Instructions for the task:
In the data below, find every line that has the string "Just", and copy it.

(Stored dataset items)
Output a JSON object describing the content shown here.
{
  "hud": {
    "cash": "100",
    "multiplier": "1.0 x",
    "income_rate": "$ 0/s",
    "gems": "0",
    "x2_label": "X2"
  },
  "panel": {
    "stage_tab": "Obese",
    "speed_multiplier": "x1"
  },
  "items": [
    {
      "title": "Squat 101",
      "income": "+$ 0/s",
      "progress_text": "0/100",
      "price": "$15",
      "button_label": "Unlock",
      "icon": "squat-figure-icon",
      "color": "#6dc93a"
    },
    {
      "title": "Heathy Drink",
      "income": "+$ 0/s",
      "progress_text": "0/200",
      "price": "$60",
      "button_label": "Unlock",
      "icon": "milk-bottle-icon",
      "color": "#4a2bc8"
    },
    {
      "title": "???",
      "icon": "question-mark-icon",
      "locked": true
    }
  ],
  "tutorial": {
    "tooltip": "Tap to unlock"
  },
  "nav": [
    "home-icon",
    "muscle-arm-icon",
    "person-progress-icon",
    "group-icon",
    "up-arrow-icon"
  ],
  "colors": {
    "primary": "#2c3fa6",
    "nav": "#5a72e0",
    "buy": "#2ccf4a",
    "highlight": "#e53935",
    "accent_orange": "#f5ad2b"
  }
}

==

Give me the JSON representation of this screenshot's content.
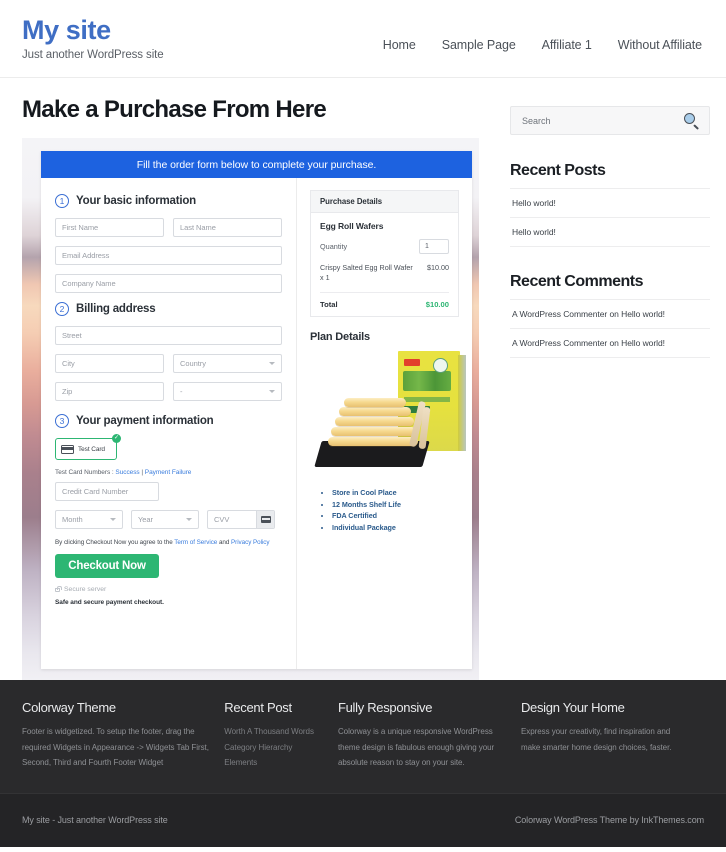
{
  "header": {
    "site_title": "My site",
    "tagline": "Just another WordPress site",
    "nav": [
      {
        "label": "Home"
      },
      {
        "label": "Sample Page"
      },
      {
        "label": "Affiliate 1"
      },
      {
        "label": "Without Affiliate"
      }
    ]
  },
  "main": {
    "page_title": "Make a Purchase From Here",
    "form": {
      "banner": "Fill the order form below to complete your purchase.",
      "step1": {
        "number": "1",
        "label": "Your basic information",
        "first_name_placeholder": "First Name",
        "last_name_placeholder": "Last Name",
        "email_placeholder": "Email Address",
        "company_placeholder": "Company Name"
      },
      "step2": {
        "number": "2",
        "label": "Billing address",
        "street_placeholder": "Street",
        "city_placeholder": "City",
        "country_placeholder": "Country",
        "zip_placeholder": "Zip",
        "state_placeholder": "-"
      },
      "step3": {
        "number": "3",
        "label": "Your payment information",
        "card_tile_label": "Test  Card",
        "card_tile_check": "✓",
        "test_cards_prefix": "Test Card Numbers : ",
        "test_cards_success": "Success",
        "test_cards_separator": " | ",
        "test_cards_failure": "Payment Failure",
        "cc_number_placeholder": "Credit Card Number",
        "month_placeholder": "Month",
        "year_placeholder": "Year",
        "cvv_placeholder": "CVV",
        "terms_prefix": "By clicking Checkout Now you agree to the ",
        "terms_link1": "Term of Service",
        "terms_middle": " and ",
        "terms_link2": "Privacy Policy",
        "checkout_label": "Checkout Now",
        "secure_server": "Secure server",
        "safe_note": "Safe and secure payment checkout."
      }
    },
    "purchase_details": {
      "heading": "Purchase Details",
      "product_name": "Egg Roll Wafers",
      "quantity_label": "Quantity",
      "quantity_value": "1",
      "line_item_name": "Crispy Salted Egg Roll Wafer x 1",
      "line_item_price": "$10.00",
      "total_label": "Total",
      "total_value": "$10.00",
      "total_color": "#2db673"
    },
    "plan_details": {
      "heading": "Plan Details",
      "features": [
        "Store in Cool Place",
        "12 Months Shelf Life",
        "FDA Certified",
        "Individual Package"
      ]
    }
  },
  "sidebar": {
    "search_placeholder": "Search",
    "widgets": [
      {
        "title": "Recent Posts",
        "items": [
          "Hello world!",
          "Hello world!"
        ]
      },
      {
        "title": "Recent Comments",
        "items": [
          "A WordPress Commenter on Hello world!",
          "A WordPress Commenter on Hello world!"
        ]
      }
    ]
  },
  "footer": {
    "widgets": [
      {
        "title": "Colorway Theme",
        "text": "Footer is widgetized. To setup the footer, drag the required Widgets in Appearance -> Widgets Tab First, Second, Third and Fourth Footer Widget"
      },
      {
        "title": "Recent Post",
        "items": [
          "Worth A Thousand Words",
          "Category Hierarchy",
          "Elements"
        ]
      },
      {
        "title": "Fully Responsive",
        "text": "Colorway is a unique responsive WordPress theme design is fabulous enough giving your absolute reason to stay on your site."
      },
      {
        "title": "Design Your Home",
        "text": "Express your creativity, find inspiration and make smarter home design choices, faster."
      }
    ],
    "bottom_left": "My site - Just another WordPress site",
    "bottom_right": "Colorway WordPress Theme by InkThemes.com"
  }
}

Written reply:
    "tagline": "Just another WordPress site",
    "bottom_left": "My site - Just another WordPress site",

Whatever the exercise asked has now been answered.